■ TASK
Pull every line holding the string "plancher" from the records below.

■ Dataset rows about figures

=-=-=-=-=

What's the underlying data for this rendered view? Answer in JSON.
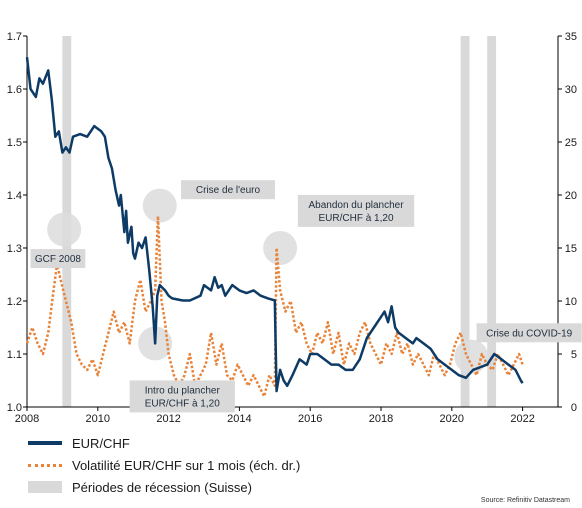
{
  "chart_data": {
    "type": "line",
    "x_range": [
      2008,
      2023
    ],
    "x_ticks": [
      "2008",
      "2010",
      "2012",
      "2014",
      "2016",
      "2018",
      "2020",
      "2022"
    ],
    "y_left_range": [
      1.0,
      1.7
    ],
    "y_left_ticks": [
      "1.0",
      "1.1",
      "1.2",
      "1.3",
      "1.4",
      "1.5",
      "1.6",
      "1.7"
    ],
    "y_right_range": [
      0,
      35
    ],
    "y_right_ticks": [
      "0",
      "5",
      "10",
      "15",
      "20",
      "25",
      "30",
      "35"
    ],
    "recession_periods": [
      [
        2009.0,
        2009.25
      ],
      [
        2020.25,
        2020.5
      ],
      [
        2021.0,
        2021.25
      ]
    ],
    "series": [
      {
        "name": "EUR/CHF",
        "axis": "left",
        "color": "#0d3b66",
        "points": [
          [
            2008.0,
            1.66
          ],
          [
            2008.1,
            1.6
          ],
          [
            2008.25,
            1.585
          ],
          [
            2008.35,
            1.62
          ],
          [
            2008.45,
            1.61
          ],
          [
            2008.6,
            1.635
          ],
          [
            2008.7,
            1.58
          ],
          [
            2008.8,
            1.51
          ],
          [
            2008.9,
            1.52
          ],
          [
            2009.0,
            1.48
          ],
          [
            2009.1,
            1.49
          ],
          [
            2009.2,
            1.48
          ],
          [
            2009.3,
            1.51
          ],
          [
            2009.5,
            1.515
          ],
          [
            2009.7,
            1.51
          ],
          [
            2009.9,
            1.53
          ],
          [
            2010.0,
            1.525
          ],
          [
            2010.1,
            1.52
          ],
          [
            2010.2,
            1.51
          ],
          [
            2010.3,
            1.47
          ],
          [
            2010.4,
            1.45
          ],
          [
            2010.5,
            1.41
          ],
          [
            2010.6,
            1.38
          ],
          [
            2010.65,
            1.4
          ],
          [
            2010.75,
            1.33
          ],
          [
            2010.8,
            1.37
          ],
          [
            2010.85,
            1.31
          ],
          [
            2010.95,
            1.34
          ],
          [
            2011.0,
            1.29
          ],
          [
            2011.05,
            1.28
          ],
          [
            2011.15,
            1.31
          ],
          [
            2011.25,
            1.3
          ],
          [
            2011.35,
            1.32
          ],
          [
            2011.45,
            1.26
          ],
          [
            2011.55,
            1.19
          ],
          [
            2011.62,
            1.12
          ],
          [
            2011.68,
            1.21
          ],
          [
            2011.75,
            1.23
          ],
          [
            2011.9,
            1.22
          ],
          [
            2012.0,
            1.21
          ],
          [
            2012.1,
            1.205
          ],
          [
            2012.4,
            1.201
          ],
          [
            2012.6,
            1.201
          ],
          [
            2012.9,
            1.21
          ],
          [
            2013.0,
            1.23
          ],
          [
            2013.2,
            1.22
          ],
          [
            2013.3,
            1.245
          ],
          [
            2013.4,
            1.225
          ],
          [
            2013.5,
            1.23
          ],
          [
            2013.6,
            1.21
          ],
          [
            2013.8,
            1.23
          ],
          [
            2014.0,
            1.22
          ],
          [
            2014.2,
            1.215
          ],
          [
            2014.4,
            1.22
          ],
          [
            2014.6,
            1.21
          ],
          [
            2014.8,
            1.205
          ],
          [
            2015.0,
            1.201
          ],
          [
            2015.05,
            1.03
          ],
          [
            2015.15,
            1.07
          ],
          [
            2015.25,
            1.05
          ],
          [
            2015.35,
            1.04
          ],
          [
            2015.5,
            1.06
          ],
          [
            2015.7,
            1.09
          ],
          [
            2015.9,
            1.08
          ],
          [
            2016.0,
            1.1
          ],
          [
            2016.2,
            1.1
          ],
          [
            2016.4,
            1.09
          ],
          [
            2016.6,
            1.08
          ],
          [
            2016.8,
            1.08
          ],
          [
            2017.0,
            1.07
          ],
          [
            2017.2,
            1.07
          ],
          [
            2017.4,
            1.09
          ],
          [
            2017.6,
            1.13
          ],
          [
            2017.8,
            1.15
          ],
          [
            2018.0,
            1.17
          ],
          [
            2018.1,
            1.18
          ],
          [
            2018.2,
            1.16
          ],
          [
            2018.3,
            1.19
          ],
          [
            2018.4,
            1.15
          ],
          [
            2018.5,
            1.14
          ],
          [
            2018.7,
            1.13
          ],
          [
            2018.9,
            1.12
          ],
          [
            2019.0,
            1.13
          ],
          [
            2019.2,
            1.12
          ],
          [
            2019.4,
            1.11
          ],
          [
            2019.6,
            1.09
          ],
          [
            2019.8,
            1.08
          ],
          [
            2020.0,
            1.07
          ],
          [
            2020.2,
            1.06
          ],
          [
            2020.4,
            1.055
          ],
          [
            2020.6,
            1.07
          ],
          [
            2020.8,
            1.075
          ],
          [
            2021.0,
            1.08
          ],
          [
            2021.2,
            1.1
          ],
          [
            2021.4,
            1.09
          ],
          [
            2021.6,
            1.08
          ],
          [
            2021.8,
            1.07
          ],
          [
            2021.95,
            1.05
          ],
          [
            2022.0,
            1.045
          ]
        ]
      },
      {
        "name": "Volatilité EUR/CHF sur 1 mois (éch. dr.)",
        "axis": "right",
        "color": "#e8833a",
        "points": [
          [
            2008.0,
            6
          ],
          [
            2008.15,
            7.5
          ],
          [
            2008.3,
            6
          ],
          [
            2008.45,
            5
          ],
          [
            2008.6,
            7
          ],
          [
            2008.75,
            11
          ],
          [
            2008.85,
            13.5
          ],
          [
            2008.95,
            12
          ],
          [
            2009.1,
            10
          ],
          [
            2009.25,
            8
          ],
          [
            2009.4,
            5
          ],
          [
            2009.55,
            4
          ],
          [
            2009.7,
            3.5
          ],
          [
            2009.85,
            4.5
          ],
          [
            2010.0,
            3
          ],
          [
            2010.15,
            5
          ],
          [
            2010.3,
            7
          ],
          [
            2010.45,
            9
          ],
          [
            2010.6,
            7
          ],
          [
            2010.75,
            8
          ],
          [
            2010.9,
            6
          ],
          [
            2011.05,
            10
          ],
          [
            2011.2,
            12
          ],
          [
            2011.35,
            9
          ],
          [
            2011.5,
            10
          ],
          [
            2011.62,
            11
          ],
          [
            2011.7,
            18
          ],
          [
            2011.8,
            10
          ],
          [
            2011.9,
            8
          ],
          [
            2012.0,
            5
          ],
          [
            2012.15,
            3
          ],
          [
            2012.3,
            2
          ],
          [
            2012.45,
            3
          ],
          [
            2012.6,
            5
          ],
          [
            2012.75,
            2
          ],
          [
            2012.9,
            3
          ],
          [
            2013.05,
            4
          ],
          [
            2013.2,
            7
          ],
          [
            2013.35,
            4
          ],
          [
            2013.5,
            6
          ],
          [
            2013.65,
            3
          ],
          [
            2013.8,
            2.5
          ],
          [
            2013.95,
            4
          ],
          [
            2014.1,
            3
          ],
          [
            2014.25,
            2
          ],
          [
            2014.4,
            3
          ],
          [
            2014.55,
            2
          ],
          [
            2014.7,
            1
          ],
          [
            2014.85,
            3
          ],
          [
            2015.0,
            2
          ],
          [
            2015.05,
            15
          ],
          [
            2015.15,
            11
          ],
          [
            2015.3,
            9
          ],
          [
            2015.45,
            10
          ],
          [
            2015.6,
            7
          ],
          [
            2015.75,
            8
          ],
          [
            2015.9,
            6
          ],
          [
            2016.05,
            5
          ],
          [
            2016.2,
            7
          ],
          [
            2016.35,
            6
          ],
          [
            2016.5,
            8
          ],
          [
            2016.65,
            5
          ],
          [
            2016.8,
            7
          ],
          [
            2016.95,
            4
          ],
          [
            2017.1,
            6
          ],
          [
            2017.25,
            5
          ],
          [
            2017.4,
            7
          ],
          [
            2017.55,
            8
          ],
          [
            2017.7,
            6
          ],
          [
            2017.85,
            5
          ],
          [
            2018.0,
            4
          ],
          [
            2018.15,
            6
          ],
          [
            2018.3,
            5
          ],
          [
            2018.45,
            7
          ],
          [
            2018.6,
            5
          ],
          [
            2018.75,
            6
          ],
          [
            2018.9,
            4
          ],
          [
            2019.05,
            5
          ],
          [
            2019.2,
            4
          ],
          [
            2019.35,
            3
          ],
          [
            2019.5,
            5
          ],
          [
            2019.65,
            4
          ],
          [
            2019.8,
            3
          ],
          [
            2019.95,
            4
          ],
          [
            2020.1,
            6
          ],
          [
            2020.25,
            7
          ],
          [
            2020.4,
            5
          ],
          [
            2020.55,
            4
          ],
          [
            2020.7,
            3
          ],
          [
            2020.85,
            5
          ],
          [
            2021.0,
            4
          ],
          [
            2021.15,
            3.5
          ],
          [
            2021.3,
            5
          ],
          [
            2021.45,
            4
          ],
          [
            2021.6,
            3
          ],
          [
            2021.75,
            4
          ],
          [
            2021.9,
            5
          ],
          [
            2022.0,
            4
          ]
        ]
      }
    ],
    "annotations": [
      {
        "text": "GCF 2008",
        "at": [
          2009.05,
          1.335
        ],
        "box_at": [
          2008.1,
          1.28
        ]
      },
      {
        "text": "Crise de l'euro",
        "at": [
          2011.75,
          1.38
        ],
        "box_at": [
          2012.35,
          1.41
        ]
      },
      {
        "text": "Intro du plancher\nEUR/CHF à 1,20",
        "at": [
          2011.62,
          1.12
        ],
        "box_at": [
          2010.9,
          1.02
        ]
      },
      {
        "text": "Abandon du plancher\nEUR/CHF à 1,20",
        "at": [
          2015.15,
          1.3
        ],
        "box_at": [
          2015.65,
          1.37
        ]
      },
      {
        "text": "Crise du COVID-19",
        "at": [
          2020.55,
          1.095
        ],
        "box_at": [
          2020.7,
          1.14
        ]
      }
    ]
  },
  "legend": {
    "eurchf": "EUR/CHF",
    "vol": "Volatilité EUR/CHF sur 1 mois (éch. dr.)",
    "recession": "Périodes de récession (Suisse)"
  },
  "source": "Source: Refinitiv Datastream"
}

=-=-=-=-=

■ CORRECT OUTPUT
        "text": "Intro du plancher\nEUR/CHF à 1,20",
        "text": "Abandon du plancher\nEUR/CHF à 1,20",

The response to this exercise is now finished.